> **Information shown**:
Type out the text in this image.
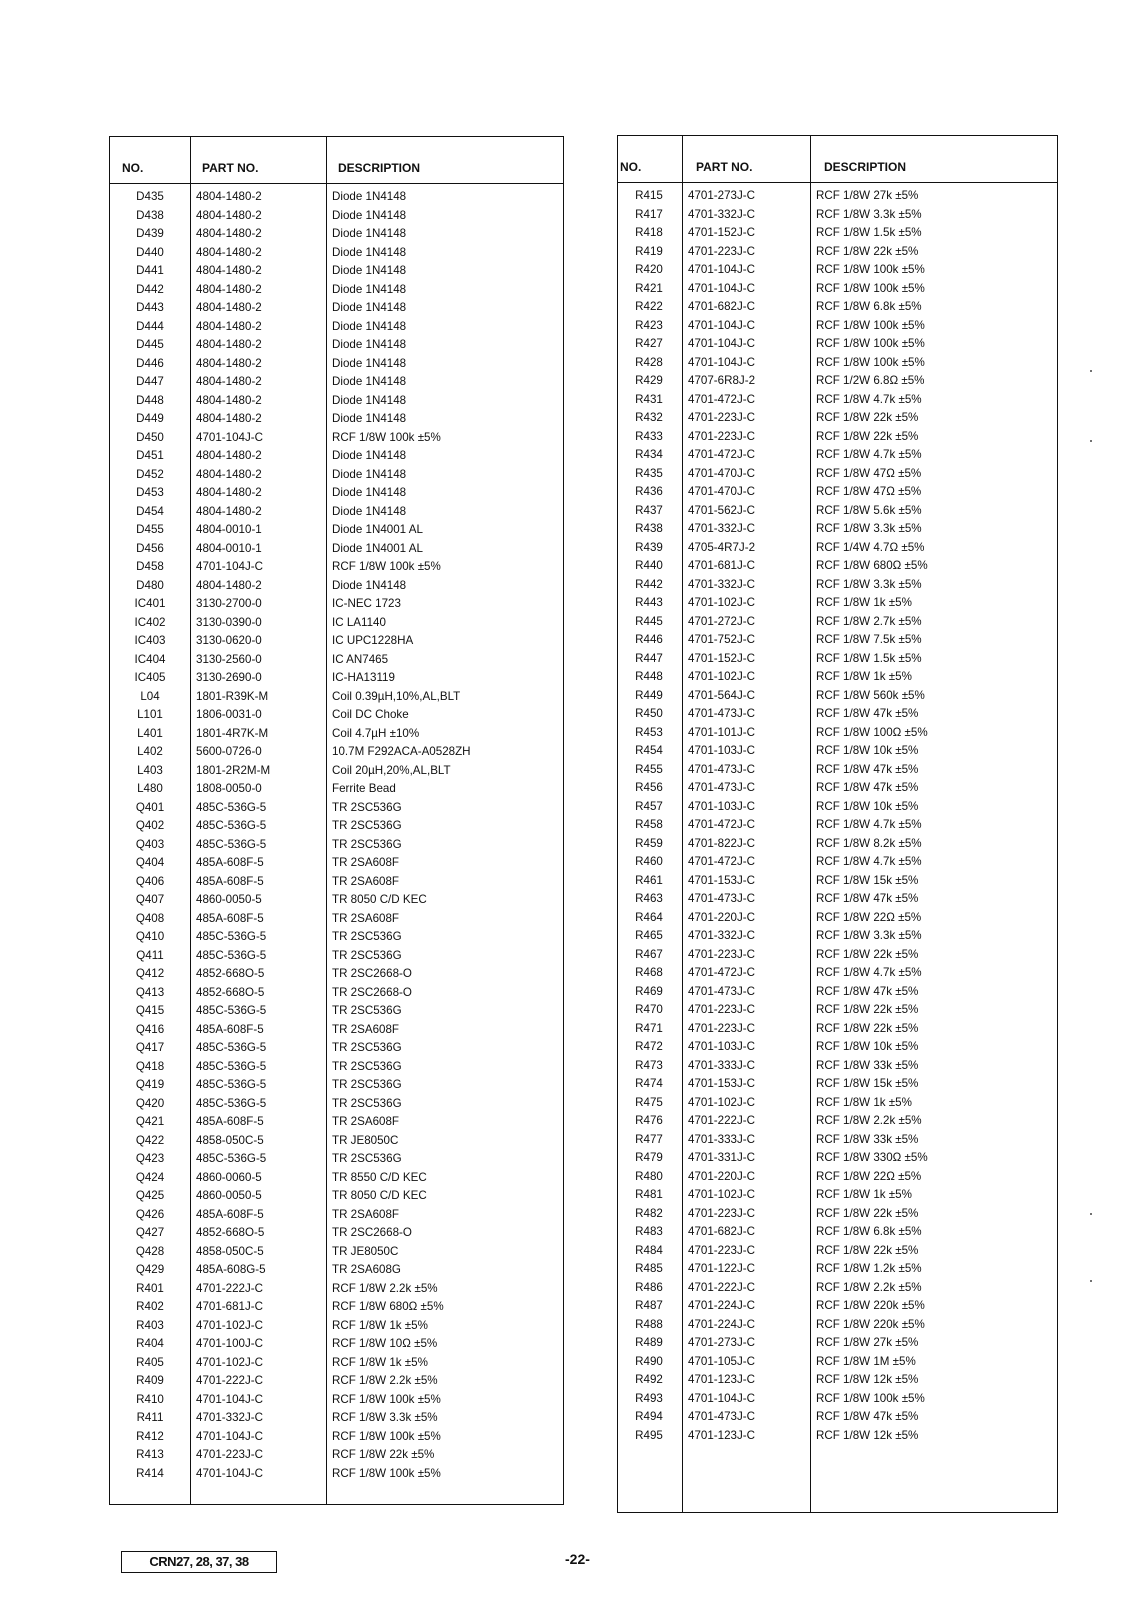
NO.	PART NO.	DESCRIPTION
D435	4804-1480-2	Diode 1N4148
D438	4804-1480-2	Diode 1N4148
D439	4804-1480-2	Diode 1N4148
D440	4804-1480-2	Diode 1N4148
D441	4804-1480-2	Diode 1N4148
D442	4804-1480-2	Diode 1N4148
D443	4804-1480-2	Diode 1N4148
D444	4804-1480-2	Diode 1N4148
D445	4804-1480-2	Diode 1N4148
D446	4804-1480-2	Diode 1N4148
D447	4804-1480-2	Diode 1N4148
D448	4804-1480-2	Diode 1N4148
D449	4804-1480-2	Diode 1N4148
D450	4701-104J-C	RCF 1/8W 100k ±5%
D451	4804-1480-2	Diode 1N4148
D452	4804-1480-2	Diode 1N4148
D453	4804-1480-2	Diode 1N4148
D454	4804-1480-2	Diode 1N4148
D455	4804-0010-1	Diode 1N4001 AL
D456	4804-0010-1	Diode 1N4001 AL
D458	4701-104J-C	RCF 1/8W 100k ±5%
D480	4804-1480-2	Diode 1N4148
IC401	3130-2700-0	IC-NEC 1723
IC402	3130-0390-0	IC LA1140
IC403	3130-0620-0	IC UPC1228HA
IC404	3130-2560-0	IC AN7465
IC405	3130-2690-0	IC-HA13119
L04	1801-R39K-M	Coil 0.39µH,10%,AL,BLT
L101	1806-0031-0	Coil DC Choke
L401	1801-4R7K-M	Coil 4.7µH ±10%
L402	5600-0726-0	10.7M F292ACA-A0528ZH
L403	1801-2R2M-M	Coil 20µH,20%,AL,BLT
L480	1808-0050-0	Ferrite Bead
Q401	485C-536G-5	TR 2SC536G
Q402	485C-536G-5	TR 2SC536G
Q403	485C-536G-5	TR 2SC536G
Q404	485A-608F-5	TR 2SA608F
Q406	485A-608F-5	TR 2SA608F
Q407	4860-0050-5	TR 8050 C/D KEC
Q408	485A-608F-5	TR 2SA608F
Q410	485C-536G-5	TR 2SC536G
Q411	485C-536G-5	TR 2SC536G
Q412	4852-668O-5	TR 2SC2668-O
Q413	4852-668O-5	TR 2SC2668-O
Q415	485C-536G-5	TR 2SC536G
Q416	485A-608F-5	TR 2SA608F
Q417	485C-536G-5	TR 2SC536G
Q418	485C-536G-5	TR 2SC536G
Q419	485C-536G-5	TR 2SC536G
Q420	485C-536G-5	TR 2SC536G
Q421	485A-608F-5	TR 2SA608F
Q422	4858-050C-5	TR JE8050C
Q423	485C-536G-5	TR 2SC536G
Q424	4860-0060-5	TR 8550 C/D KEC
Q425	4860-0050-5	TR 8050 C/D KEC
Q426	485A-608F-5	TR 2SA608F
Q427	4852-668O-5	TR 2SC2668-O
Q428	4858-050C-5	TR JE8050C
Q429	485A-608G-5	TR 2SA608G
R401	4701-222J-C	RCF 1/8W 2.2k ±5%
R402	4701-681J-C	RCF 1/8W 680Ω ±5%
R403	4701-102J-C	RCF 1/8W 1k ±5%
R404	4701-100J-C	RCF 1/8W 10Ω ±5%
R405	4701-102J-C	RCF 1/8W 1k ±5%
R409	4701-222J-C	RCF 1/8W 2.2k ±5%
R410	4701-104J-C	RCF 1/8W 100k ±5%
R411	4701-332J-C	RCF 1/8W 3.3k ±5%
R412	4701-104J-C	RCF 1/8W 100k ±5%
R413	4701-223J-C	RCF 1/8W 22k ±5%
R414	4701-104J-C	RCF 1/8W 100k ±5%
NO.	PART NO.	DESCRIPTION
R415	4701-273J-C	RCF 1/8W 27k ±5%
R417	4701-332J-C	RCF 1/8W 3.3k ±5%
R418	4701-152J-C	RCF 1/8W 1.5k ±5%
R419	4701-223J-C	RCF 1/8W 22k ±5%
R420	4701-104J-C	RCF 1/8W 100k ±5%
R421	4701-104J-C	RCF 1/8W 100k ±5%
R422	4701-682J-C	RCF 1/8W 6.8k ±5%
R423	4701-104J-C	RCF 1/8W 100k ±5%
R427	4701-104J-C	RCF 1/8W 100k ±5%
R428	4701-104J-C	RCF 1/8W 100k ±5%
R429	4707-6R8J-2	RCF 1/2W 6.8Ω ±5%
R431	4701-472J-C	RCF 1/8W 4.7k ±5%
R432	4701-223J-C	RCF 1/8W 22k ±5%
R433	4701-223J-C	RCF 1/8W 22k ±5%
R434	4701-472J-C	RCF 1/8W 4.7k ±5%
R435	4701-470J-C	RCF 1/8W 47Ω ±5%
R436	4701-470J-C	RCF 1/8W 47Ω ±5%
R437	4701-562J-C	RCF 1/8W 5.6k ±5%
R438	4701-332J-C	RCF 1/8W 3.3k ±5%
R439	4705-4R7J-2	RCF 1/4W 4.7Ω ±5%
R440	4701-681J-C	RCF 1/8W 680Ω ±5%
R442	4701-332J-C	RCF 1/8W 3.3k ±5%
R443	4701-102J-C	RCF 1/8W 1k ±5%
R445	4701-272J-C	RCF 1/8W 2.7k ±5%
R446	4701-752J-C	RCF 1/8W 7.5k ±5%
R447	4701-152J-C	RCF 1/8W 1.5k ±5%
R448	4701-102J-C	RCF 1/8W 1k ±5%
R449	4701-564J-C	RCF 1/8W 560k ±5%
R450	4701-473J-C	RCF 1/8W 47k ±5%
R453	4701-101J-C	RCF 1/8W 100Ω ±5%
R454	4701-103J-C	RCF 1/8W 10k ±5%
R455	4701-473J-C	RCF 1/8W 47k ±5%
R456	4701-473J-C	RCF 1/8W 47k ±5%
R457	4701-103J-C	RCF 1/8W 10k ±5%
R458	4701-472J-C	RCF 1/8W 4.7k ±5%
R459	4701-822J-C	RCF 1/8W 8.2k ±5%
R460	4701-472J-C	RCF 1/8W 4.7k ±5%
R461	4701-153J-C	RCF 1/8W 15k ±5%
R463	4701-473J-C	RCF 1/8W 47k ±5%
R464	4701-220J-C	RCF 1/8W 22Ω ±5%
R465	4701-332J-C	RCF 1/8W 3.3k ±5%
R467	4701-223J-C	RCF 1/8W 22k ±5%
R468	4701-472J-C	RCF 1/8W 4.7k ±5%
R469	4701-473J-C	RCF 1/8W 47k ±5%
R470	4701-223J-C	RCF 1/8W 22k ±5%
R471	4701-223J-C	RCF 1/8W 22k ±5%
R472	4701-103J-C	RCF 1/8W 10k ±5%
R473	4701-333J-C	RCF 1/8W 33k ±5%
R474	4701-153J-C	RCF 1/8W 15k ±5%
R475	4701-102J-C	RCF 1/8W 1k ±5%
R476	4701-222J-C	RCF 1/8W 2.2k ±5%
R477	4701-333J-C	RCF 1/8W 33k ±5%
R479	4701-331J-C	RCF 1/8W 330Ω ±5%
R480	4701-220J-C	RCF 1/8W 22Ω ±5%
R481	4701-102J-C	RCF 1/8W 1k ±5%
R482	4701-223J-C	RCF 1/8W 22k ±5%
R483	4701-682J-C	RCF 1/8W 6.8k ±5%
R484	4701-223J-C	RCF 1/8W 22k ±5%
R485	4701-122J-C	RCF 1/8W 1.2k ±5%
R486	4701-222J-C	RCF 1/8W 2.2k ±5%
R487	4701-224J-C	RCF 1/8W 220k ±5%
R488	4701-224J-C	RCF 1/8W 220k ±5%
R489	4701-273J-C	RCF 1/8W 27k ±5%
R490	4701-105J-C	RCF 1/8W 1M ±5%
R492	4701-123J-C	RCF 1/8W 12k ±5%
R493	4701-104J-C	RCF 1/8W 100k ±5%
R494	4701-473J-C	RCF 1/8W 47k ±5%
R495	4701-123J-C	RCF 1/8W 12k ±5%
CRN27, 28, 37, 38	-22-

> **Written exercise**:
Find the word "Coil" in the data and copy out each line where it turns up.

> **The output**:
L04	1801-R39K-M	Coil 0.39µH,10%,AL,BLT
L101	1806-0031-0	Coil DC Choke
L401	1801-4R7K-M	Coil 4.7µH ±10%
L403	1801-2R2M-M	Coil 20µH,20%,AL,BLT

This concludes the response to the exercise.